| Task statement |
Comb the records below for the string "Processor" and copy each line where it turns up.

| Dataset records |
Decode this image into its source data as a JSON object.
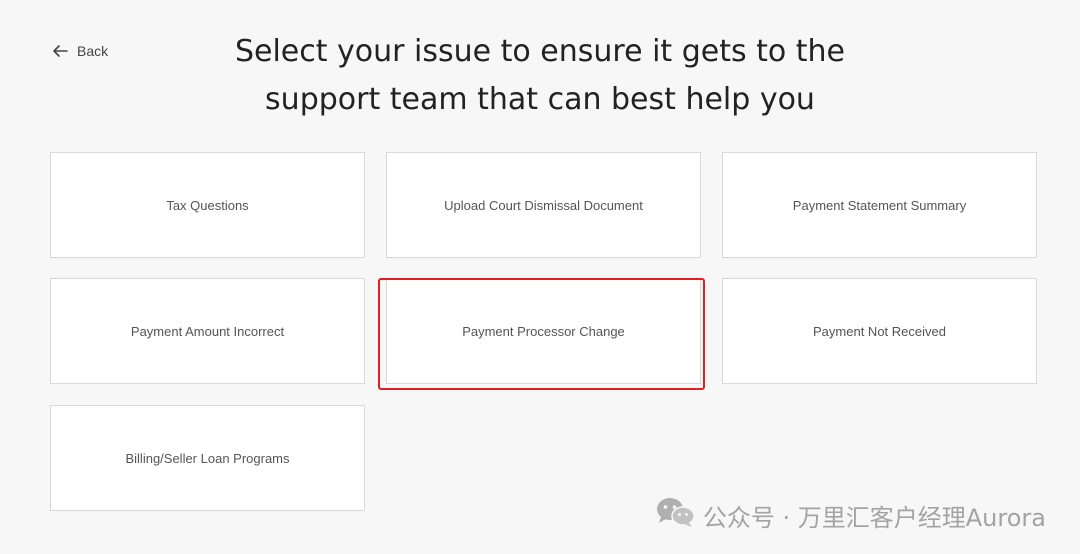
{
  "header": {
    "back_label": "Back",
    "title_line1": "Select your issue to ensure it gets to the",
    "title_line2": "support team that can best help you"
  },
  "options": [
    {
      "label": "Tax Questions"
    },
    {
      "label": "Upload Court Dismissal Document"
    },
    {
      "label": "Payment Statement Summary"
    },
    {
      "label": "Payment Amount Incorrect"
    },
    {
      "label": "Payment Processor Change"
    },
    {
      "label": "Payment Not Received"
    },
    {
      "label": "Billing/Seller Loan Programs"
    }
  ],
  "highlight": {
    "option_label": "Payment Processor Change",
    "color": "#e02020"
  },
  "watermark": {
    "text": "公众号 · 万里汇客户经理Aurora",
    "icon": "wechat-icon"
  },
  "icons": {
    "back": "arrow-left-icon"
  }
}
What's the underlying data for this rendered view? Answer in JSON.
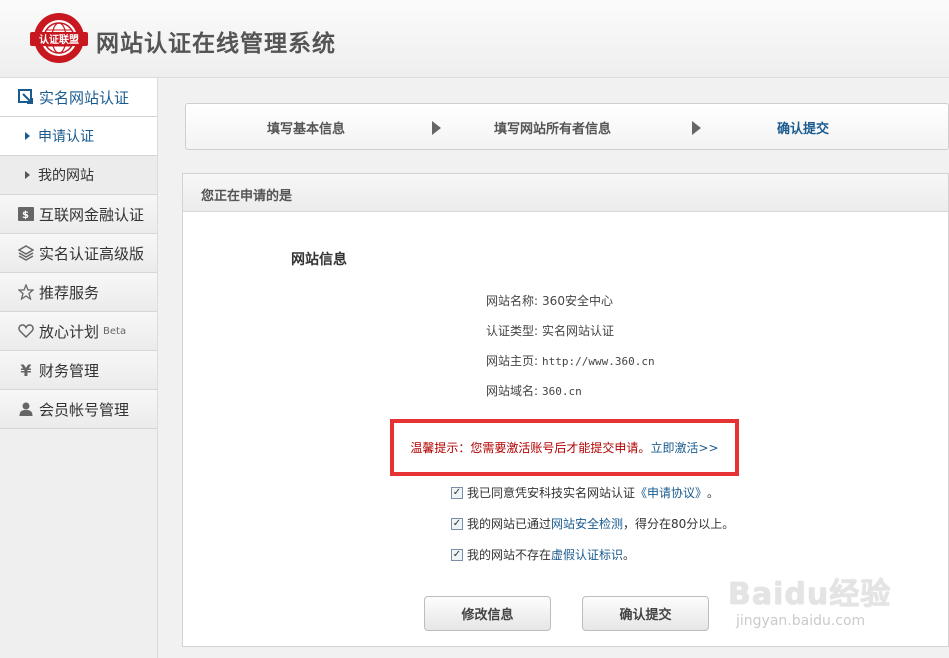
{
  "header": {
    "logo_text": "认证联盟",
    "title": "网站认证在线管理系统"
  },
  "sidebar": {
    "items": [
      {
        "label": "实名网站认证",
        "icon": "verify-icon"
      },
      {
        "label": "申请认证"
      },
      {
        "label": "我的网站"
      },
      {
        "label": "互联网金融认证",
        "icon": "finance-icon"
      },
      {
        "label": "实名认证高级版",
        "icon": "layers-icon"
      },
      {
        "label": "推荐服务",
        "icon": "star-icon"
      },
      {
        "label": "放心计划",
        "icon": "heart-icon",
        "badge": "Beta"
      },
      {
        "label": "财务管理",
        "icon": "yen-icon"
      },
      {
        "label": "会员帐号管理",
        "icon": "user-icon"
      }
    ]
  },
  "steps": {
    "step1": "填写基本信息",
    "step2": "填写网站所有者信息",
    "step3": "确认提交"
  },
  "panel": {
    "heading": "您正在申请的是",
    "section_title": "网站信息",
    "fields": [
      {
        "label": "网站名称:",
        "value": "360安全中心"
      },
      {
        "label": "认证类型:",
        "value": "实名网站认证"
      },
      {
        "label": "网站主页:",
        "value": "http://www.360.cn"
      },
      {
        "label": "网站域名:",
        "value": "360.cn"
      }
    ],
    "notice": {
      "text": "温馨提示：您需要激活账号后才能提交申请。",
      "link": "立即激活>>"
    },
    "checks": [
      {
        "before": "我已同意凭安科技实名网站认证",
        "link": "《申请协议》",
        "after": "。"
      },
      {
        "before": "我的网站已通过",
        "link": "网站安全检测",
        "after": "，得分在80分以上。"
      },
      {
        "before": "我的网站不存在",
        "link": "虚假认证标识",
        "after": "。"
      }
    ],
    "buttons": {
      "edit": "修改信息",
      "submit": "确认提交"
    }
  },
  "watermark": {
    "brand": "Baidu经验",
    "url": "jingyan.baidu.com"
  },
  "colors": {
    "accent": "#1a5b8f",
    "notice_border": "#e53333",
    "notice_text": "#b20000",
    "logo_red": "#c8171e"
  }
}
...
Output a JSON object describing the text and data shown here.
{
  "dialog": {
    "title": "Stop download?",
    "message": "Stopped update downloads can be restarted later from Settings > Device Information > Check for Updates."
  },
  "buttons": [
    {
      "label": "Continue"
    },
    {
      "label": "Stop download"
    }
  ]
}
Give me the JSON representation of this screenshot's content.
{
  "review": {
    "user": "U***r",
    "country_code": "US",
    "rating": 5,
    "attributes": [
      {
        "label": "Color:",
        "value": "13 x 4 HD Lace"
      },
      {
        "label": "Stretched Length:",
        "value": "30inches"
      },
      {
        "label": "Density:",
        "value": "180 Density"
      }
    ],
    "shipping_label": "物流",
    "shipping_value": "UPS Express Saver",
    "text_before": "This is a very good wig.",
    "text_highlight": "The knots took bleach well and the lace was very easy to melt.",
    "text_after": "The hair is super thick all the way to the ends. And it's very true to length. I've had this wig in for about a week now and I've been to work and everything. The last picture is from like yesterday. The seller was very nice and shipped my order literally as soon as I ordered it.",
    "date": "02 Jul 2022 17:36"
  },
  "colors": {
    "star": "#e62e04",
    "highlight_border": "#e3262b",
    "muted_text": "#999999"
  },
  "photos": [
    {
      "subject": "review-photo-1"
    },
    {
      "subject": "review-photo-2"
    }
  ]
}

| Expected output |
      "label": "Payment Processor Change"
    "option_label": "Payment Processor Change",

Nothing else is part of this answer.